[start]
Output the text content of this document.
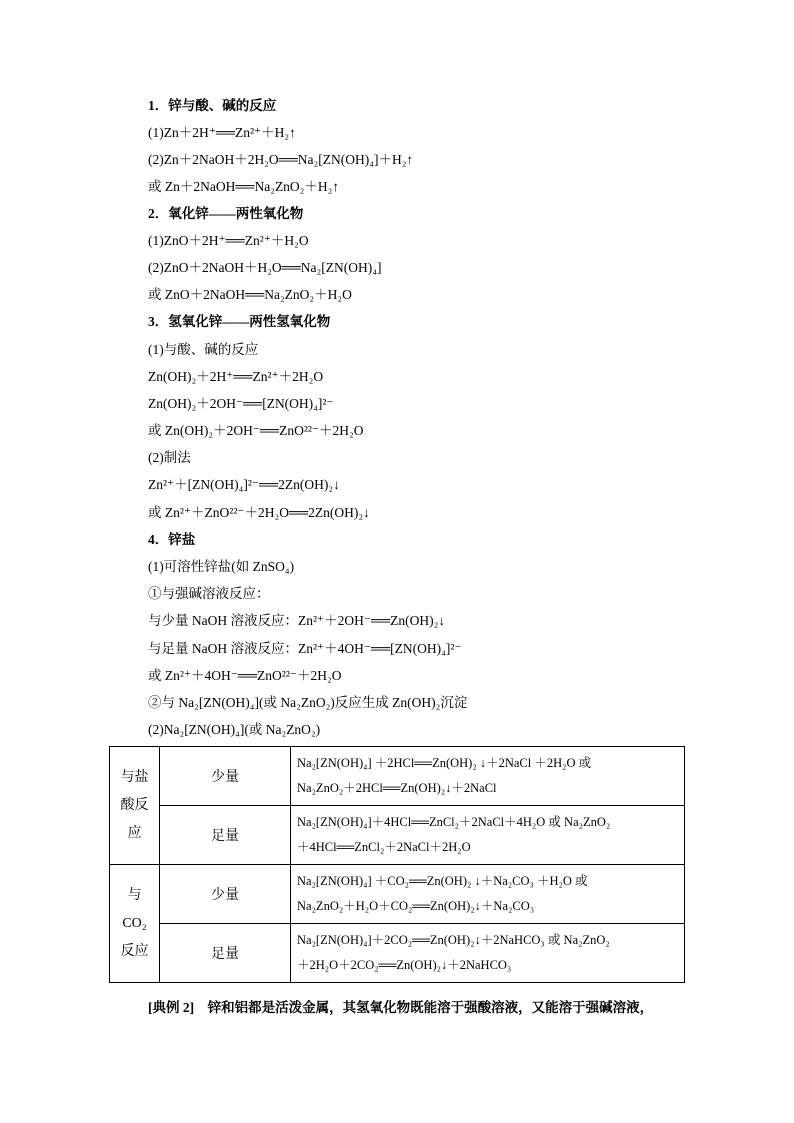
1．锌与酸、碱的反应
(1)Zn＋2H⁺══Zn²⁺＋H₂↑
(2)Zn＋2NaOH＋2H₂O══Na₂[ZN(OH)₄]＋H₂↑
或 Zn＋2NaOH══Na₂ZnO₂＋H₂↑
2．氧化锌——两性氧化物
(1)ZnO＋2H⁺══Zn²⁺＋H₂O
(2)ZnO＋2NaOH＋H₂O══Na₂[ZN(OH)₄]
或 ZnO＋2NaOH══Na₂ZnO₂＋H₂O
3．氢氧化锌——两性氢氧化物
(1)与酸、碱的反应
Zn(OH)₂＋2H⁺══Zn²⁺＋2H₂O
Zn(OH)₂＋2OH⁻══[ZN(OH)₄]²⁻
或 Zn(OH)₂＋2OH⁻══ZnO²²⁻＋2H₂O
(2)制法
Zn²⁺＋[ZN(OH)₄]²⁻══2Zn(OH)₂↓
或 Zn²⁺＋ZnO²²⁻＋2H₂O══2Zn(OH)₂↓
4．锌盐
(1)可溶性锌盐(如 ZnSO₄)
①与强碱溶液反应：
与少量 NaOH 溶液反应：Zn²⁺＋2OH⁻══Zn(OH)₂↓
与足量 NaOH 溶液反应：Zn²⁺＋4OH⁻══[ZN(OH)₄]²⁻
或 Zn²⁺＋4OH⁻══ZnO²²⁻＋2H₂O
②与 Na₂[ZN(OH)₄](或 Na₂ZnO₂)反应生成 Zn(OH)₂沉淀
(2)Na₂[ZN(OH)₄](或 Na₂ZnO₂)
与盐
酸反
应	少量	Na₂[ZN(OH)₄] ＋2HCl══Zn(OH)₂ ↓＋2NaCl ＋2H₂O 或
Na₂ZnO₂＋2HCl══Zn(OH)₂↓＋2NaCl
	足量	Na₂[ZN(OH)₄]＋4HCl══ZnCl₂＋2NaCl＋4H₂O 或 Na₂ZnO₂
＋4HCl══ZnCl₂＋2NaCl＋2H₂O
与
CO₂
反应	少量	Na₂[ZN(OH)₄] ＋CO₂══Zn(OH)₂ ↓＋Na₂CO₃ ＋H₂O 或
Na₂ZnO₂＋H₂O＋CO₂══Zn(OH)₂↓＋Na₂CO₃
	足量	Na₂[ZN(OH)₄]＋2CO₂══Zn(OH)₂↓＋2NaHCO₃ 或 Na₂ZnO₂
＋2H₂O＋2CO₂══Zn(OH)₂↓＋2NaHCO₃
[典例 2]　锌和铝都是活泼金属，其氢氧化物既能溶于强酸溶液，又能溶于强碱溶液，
[end]
YOUR GOAL:
Reproduce all of the entries word for word, skipping any pictures they hold.

EXERCISE ANSWER:
Output the text content of this document.
1．锌与酸、碱的反应
(1)Zn＋2H⁺══Zn²⁺＋H₂↑
(2)Zn＋2NaOH＋2H₂O══Na₂[ZN(OH)₄]＋H₂↑
或 Zn＋2NaOH══Na₂ZnO₂＋H₂↑
2．氧化锌——两性氧化物
(1)ZnO＋2H⁺══Zn²⁺＋H₂O
(2)ZnO＋2NaOH＋H₂O══Na₂[ZN(OH)₄]
或 ZnO＋2NaOH══Na₂ZnO₂＋H₂O
3．氢氧化锌——两性氢氧化物
(1)与酸、碱的反应
Zn(OH)₂＋2H⁺══Zn²⁺＋2H₂O
Zn(OH)₂＋2OH⁻══[ZN(OH)₄]²⁻
或 Zn(OH)₂＋2OH⁻══ZnO²²⁻＋2H₂O
(2)制法
Zn²⁺＋[ZN(OH)₄]²⁻══2Zn(OH)₂↓
或 Zn²⁺＋ZnO²²⁻＋2H₂O══2Zn(OH)₂↓
4．锌盐
(1)可溶性锌盐(如 ZnSO₄)
①与强碱溶液反应：
与少量 NaOH 溶液反应：Zn²⁺＋2OH⁻══Zn(OH)₂↓
与足量 NaOH 溶液反应：Zn²⁺＋4OH⁻══[ZN(OH)₄]²⁻
或 Zn²⁺＋4OH⁻══ZnO²²⁻＋2H₂O
②与 Na₂[ZN(OH)₄](或 Na₂ZnO₂)反应生成 Zn(OH)₂沉淀
(2)Na₂[ZN(OH)₄](或 Na₂ZnO₂)
与盐
酸反
应	少量	Na₂[ZN(OH)₄] ＋2HCl══Zn(OH)₂ ↓＋2NaCl ＋2H₂O 或
Na₂ZnO₂＋2HCl══Zn(OH)₂↓＋2NaCl
	足量	Na₂[ZN(OH)₄]＋4HCl══ZnCl₂＋2NaCl＋4H₂O 或 Na₂ZnO₂
＋4HCl══ZnCl₂＋2NaCl＋2H₂O
与
CO₂
反应	少量	Na₂[ZN(OH)₄] ＋CO₂══Zn(OH)₂ ↓＋Na₂CO₃ ＋H₂O 或
Na₂ZnO₂＋H₂O＋CO₂══Zn(OH)₂↓＋Na₂CO₃
	足量	Na₂[ZN(OH)₄]＋2CO₂══Zn(OH)₂↓＋2NaHCO₃ 或 Na₂ZnO₂
＋2H₂O＋2CO₂══Zn(OH)₂↓＋2NaHCO₃
[典例 2]　锌和铝都是活泼金属，其氢氧化物既能溶于强酸溶液，又能溶于强碱溶液，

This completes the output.